**Set problem:**
Print the entries below word for word; the pictures stay out of your copy.

(Stored items from a collection)
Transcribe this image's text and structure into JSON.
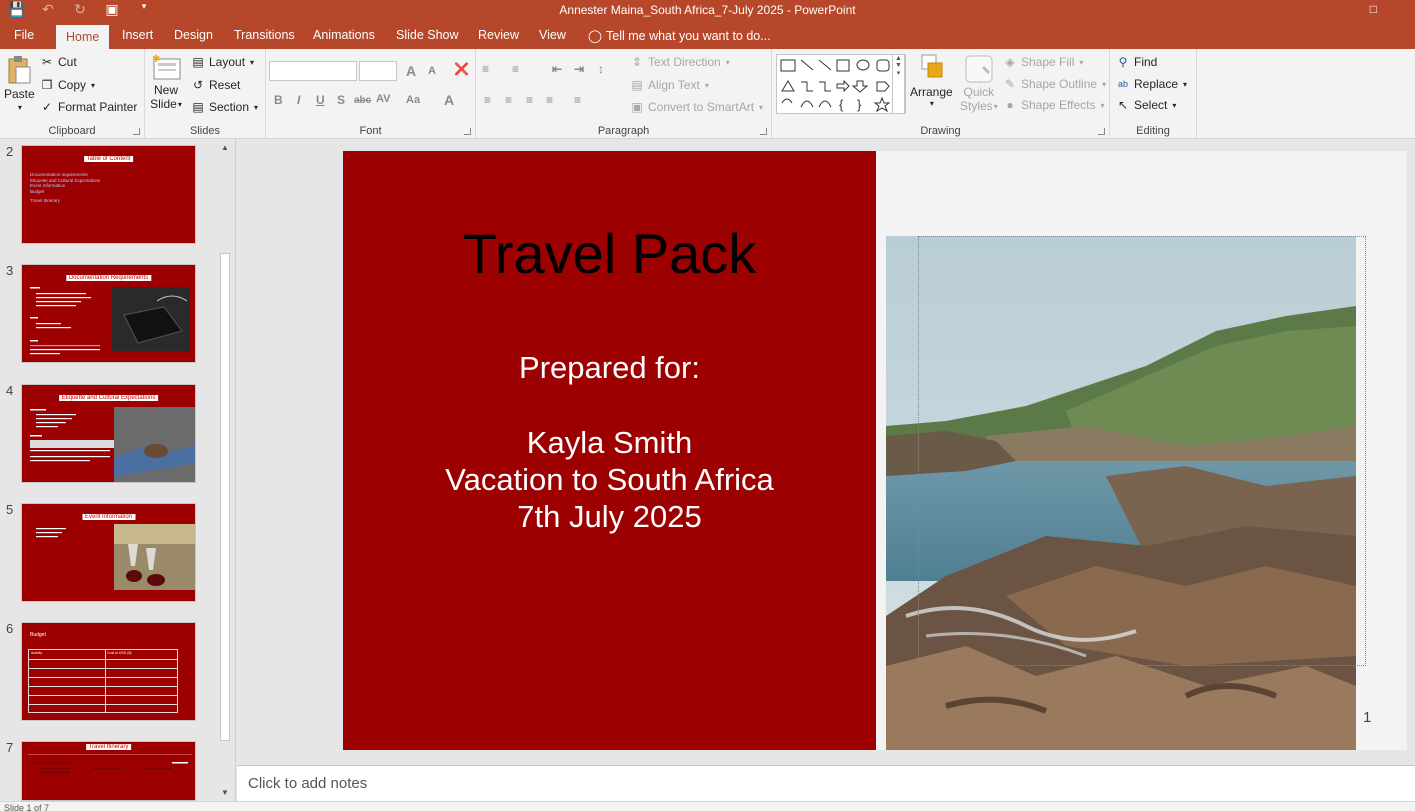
{
  "window": {
    "title": "Annester Maina_South Africa_7-July 2025 - PowerPoint"
  },
  "tabs": [
    {
      "label": "File"
    },
    {
      "label": "Home"
    },
    {
      "label": "Insert"
    },
    {
      "label": "Design"
    },
    {
      "label": "Transitions"
    },
    {
      "label": "Animations"
    },
    {
      "label": "Slide Show"
    },
    {
      "label": "Review"
    },
    {
      "label": "View"
    }
  ],
  "tell_me": "Tell me what you want to do...",
  "clipboard": {
    "paste": "Paste",
    "cut": "Cut",
    "copy": "Copy",
    "format_painter": "Format Painter",
    "label": "Clipboard"
  },
  "slides_group": {
    "new_slide_line1": "New",
    "new_slide_line2": "Slide",
    "layout": "Layout",
    "reset": "Reset",
    "section": "Section",
    "label": "Slides"
  },
  "font_group": {
    "label": "Font",
    "bold": "B",
    "italic": "I",
    "underline": "U",
    "shadow": "S",
    "strike": "abc",
    "spacing": "AV",
    "case": "Aa",
    "color": "A",
    "grow": "A",
    "shrink": "A"
  },
  "paragraph_group": {
    "label": "Paragraph",
    "text_direction": "Text Direction",
    "align_text": "Align Text",
    "convert_smartart": "Convert to SmartArt"
  },
  "drawing_group": {
    "label": "Drawing",
    "arrange": "Arrange",
    "quick_styles_line1": "Quick",
    "quick_styles_line2": "Styles",
    "shape_fill": "Shape Fill",
    "shape_outline": "Shape Outline",
    "shape_effects": "Shape Effects"
  },
  "editing_group": {
    "label": "Editing",
    "find": "Find",
    "replace": "Replace",
    "select": "Select"
  },
  "thumbnails": [
    {
      "num": "2",
      "title": "Table of Content",
      "lines": [
        "Documentation requirements",
        "Etiquette and Cultural Expectations",
        "Event Information",
        "Budget",
        "",
        "Travel Itinerary"
      ]
    },
    {
      "num": "3",
      "title": "Documentation Requirements"
    },
    {
      "num": "4",
      "title": "Etiquette and Cultural Expectations"
    },
    {
      "num": "5",
      "title": "Event Information"
    },
    {
      "num": "6",
      "title": "Budget",
      "col1": "Activity",
      "col2": "Cost in USD ($)"
    },
    {
      "num": "7",
      "title": "Travel Itinerary"
    }
  ],
  "slide": {
    "title": "Travel Pack",
    "prepared_for": "Prepared for:",
    "name": "Kayla Smith",
    "trip": "Vacation to South Africa",
    "date": "7th July 2025",
    "slide_number": "1"
  },
  "notes_placeholder": "Click to add notes",
  "status": {
    "slide_of": "Slide 1 of 7"
  },
  "colors": {
    "accent": "#b7472a",
    "slide_red": "#9c0000"
  }
}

**Result:**
Transcribe this image's text and structure into JSON.
{
  "window": {
    "title": "Annester Maina_South Africa_7-July 2025 - PowerPoint"
  },
  "tabs": [
    {
      "label": "File"
    },
    {
      "label": "Home"
    },
    {
      "label": "Insert"
    },
    {
      "label": "Design"
    },
    {
      "label": "Transitions"
    },
    {
      "label": "Animations"
    },
    {
      "label": "Slide Show"
    },
    {
      "label": "Review"
    },
    {
      "label": "View"
    }
  ],
  "tell_me": "Tell me what you want to do...",
  "clipboard": {
    "paste": "Paste",
    "cut": "Cut",
    "copy": "Copy",
    "format_painter": "Format Painter",
    "label": "Clipboard"
  },
  "slides_group": {
    "new_slide_line1": "New",
    "new_slide_line2": "Slide",
    "layout": "Layout",
    "reset": "Reset",
    "section": "Section",
    "label": "Slides"
  },
  "font_group": {
    "label": "Font",
    "bold": "B",
    "italic": "I",
    "underline": "U",
    "shadow": "S",
    "strike": "abc",
    "spacing": "AV",
    "case": "Aa",
    "color": "A",
    "grow": "A",
    "shrink": "A"
  },
  "paragraph_group": {
    "label": "Paragraph",
    "text_direction": "Text Direction",
    "align_text": "Align Text",
    "convert_smartart": "Convert to SmartArt"
  },
  "drawing_group": {
    "label": "Drawing",
    "arrange": "Arrange",
    "quick_styles_line1": "Quick",
    "quick_styles_line2": "Styles",
    "shape_fill": "Shape Fill",
    "shape_outline": "Shape Outline",
    "shape_effects": "Shape Effects"
  },
  "editing_group": {
    "label": "Editing",
    "find": "Find",
    "replace": "Replace",
    "select": "Select"
  },
  "thumbnails": [
    {
      "num": "2",
      "title": "Table of Content",
      "lines": [
        "Documentation requirements",
        "Etiquette and Cultural Expectations",
        "Event Information",
        "Budget",
        "",
        "Travel Itinerary"
      ]
    },
    {
      "num": "3",
      "title": "Documentation Requirements"
    },
    {
      "num": "4",
      "title": "Etiquette and Cultural Expectations"
    },
    {
      "num": "5",
      "title": "Event Information"
    },
    {
      "num": "6",
      "title": "Budget",
      "col1": "Activity",
      "col2": "Cost in USD ($)"
    },
    {
      "num": "7",
      "title": "Travel Itinerary"
    }
  ],
  "slide": {
    "title": "Travel Pack",
    "prepared_for": "Prepared for:",
    "name": "Kayla Smith",
    "trip": "Vacation to South Africa",
    "date": "7th July 2025",
    "slide_number": "1"
  },
  "notes_placeholder": "Click to add notes",
  "status": {
    "slide_of": "Slide 1 of 7"
  },
  "colors": {
    "accent": "#b7472a",
    "slide_red": "#9c0000"
  }
}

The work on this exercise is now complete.